## TASK DETAILS
Retype each entry below exactly as it stands.

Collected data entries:
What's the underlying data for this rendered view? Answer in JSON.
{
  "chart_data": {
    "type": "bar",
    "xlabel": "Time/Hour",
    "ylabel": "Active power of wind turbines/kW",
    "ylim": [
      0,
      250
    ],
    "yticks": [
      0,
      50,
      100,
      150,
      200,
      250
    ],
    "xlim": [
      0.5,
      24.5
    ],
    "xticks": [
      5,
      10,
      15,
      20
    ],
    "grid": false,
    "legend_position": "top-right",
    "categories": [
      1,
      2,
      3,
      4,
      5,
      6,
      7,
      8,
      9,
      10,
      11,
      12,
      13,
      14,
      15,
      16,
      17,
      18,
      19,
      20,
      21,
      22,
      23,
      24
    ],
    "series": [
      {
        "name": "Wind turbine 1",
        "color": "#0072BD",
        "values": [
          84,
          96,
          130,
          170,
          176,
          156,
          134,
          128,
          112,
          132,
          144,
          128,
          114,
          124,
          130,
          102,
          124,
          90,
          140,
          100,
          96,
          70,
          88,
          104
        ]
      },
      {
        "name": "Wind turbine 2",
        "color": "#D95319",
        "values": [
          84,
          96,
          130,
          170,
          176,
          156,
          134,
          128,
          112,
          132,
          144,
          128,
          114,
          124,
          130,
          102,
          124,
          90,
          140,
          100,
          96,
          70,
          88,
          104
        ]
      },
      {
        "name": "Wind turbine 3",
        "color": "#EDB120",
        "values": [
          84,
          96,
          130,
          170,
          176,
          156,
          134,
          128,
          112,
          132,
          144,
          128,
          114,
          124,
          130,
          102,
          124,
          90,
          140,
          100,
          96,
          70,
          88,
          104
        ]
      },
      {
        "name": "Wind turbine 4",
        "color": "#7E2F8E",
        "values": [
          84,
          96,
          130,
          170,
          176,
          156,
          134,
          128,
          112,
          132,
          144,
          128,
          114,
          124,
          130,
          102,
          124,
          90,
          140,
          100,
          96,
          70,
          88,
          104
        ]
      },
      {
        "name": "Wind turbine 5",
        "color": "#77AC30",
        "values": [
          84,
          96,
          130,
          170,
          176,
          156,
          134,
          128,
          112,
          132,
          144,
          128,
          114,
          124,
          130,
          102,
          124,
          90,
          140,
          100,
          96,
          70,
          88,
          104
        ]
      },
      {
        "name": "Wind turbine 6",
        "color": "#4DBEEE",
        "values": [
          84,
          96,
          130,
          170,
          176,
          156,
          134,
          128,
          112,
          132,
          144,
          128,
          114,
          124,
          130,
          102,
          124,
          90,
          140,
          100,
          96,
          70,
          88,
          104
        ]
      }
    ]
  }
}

## COMPLETE RESPONSE
What's the underlying data for this rendered view? Answer in JSON.
{
  "chart_data": {
    "type": "bar",
    "xlabel": "Time/Hour",
    "ylabel": "Active power of wind turbines/kW",
    "ylim": [
      0,
      250
    ],
    "yticks": [
      0,
      50,
      100,
      150,
      200,
      250
    ],
    "xlim": [
      0.5,
      24.5
    ],
    "xticks": [
      5,
      10,
      15,
      20
    ],
    "grid": false,
    "legend_position": "top-right",
    "categories": [
      1,
      2,
      3,
      4,
      5,
      6,
      7,
      8,
      9,
      10,
      11,
      12,
      13,
      14,
      15,
      16,
      17,
      18,
      19,
      20,
      21,
      22,
      23,
      24
    ],
    "series": [
      {
        "name": "Wind turbine 1",
        "color": "#0072BD",
        "values": [
          84,
          96,
          130,
          170,
          176,
          156,
          134,
          128,
          112,
          132,
          144,
          128,
          114,
          124,
          130,
          102,
          124,
          90,
          140,
          100,
          96,
          70,
          88,
          104
        ]
      },
      {
        "name": "Wind turbine 2",
        "color": "#D95319",
        "values": [
          84,
          96,
          130,
          170,
          176,
          156,
          134,
          128,
          112,
          132,
          144,
          128,
          114,
          124,
          130,
          102,
          124,
          90,
          140,
          100,
          96,
          70,
          88,
          104
        ]
      },
      {
        "name": "Wind turbine 3",
        "color": "#EDB120",
        "values": [
          84,
          96,
          130,
          170,
          176,
          156,
          134,
          128,
          112,
          132,
          144,
          128,
          114,
          124,
          130,
          102,
          124,
          90,
          140,
          100,
          96,
          70,
          88,
          104
        ]
      },
      {
        "name": "Wind turbine 4",
        "color": "#7E2F8E",
        "values": [
          84,
          96,
          130,
          170,
          176,
          156,
          134,
          128,
          112,
          132,
          144,
          128,
          114,
          124,
          130,
          102,
          124,
          90,
          140,
          100,
          96,
          70,
          88,
          104
        ]
      },
      {
        "name": "Wind turbine 5",
        "color": "#77AC30",
        "values": [
          84,
          96,
          130,
          170,
          176,
          156,
          134,
          128,
          112,
          132,
          144,
          128,
          114,
          124,
          130,
          102,
          124,
          90,
          140,
          100,
          96,
          70,
          88,
          104
        ]
      },
      {
        "name": "Wind turbine 6",
        "color": "#4DBEEE",
        "values": [
          84,
          96,
          130,
          170,
          176,
          156,
          134,
          128,
          112,
          132,
          144,
          128,
          114,
          124,
          130,
          102,
          124,
          90,
          140,
          100,
          96,
          70,
          88,
          104
        ]
      }
    ]
  }
}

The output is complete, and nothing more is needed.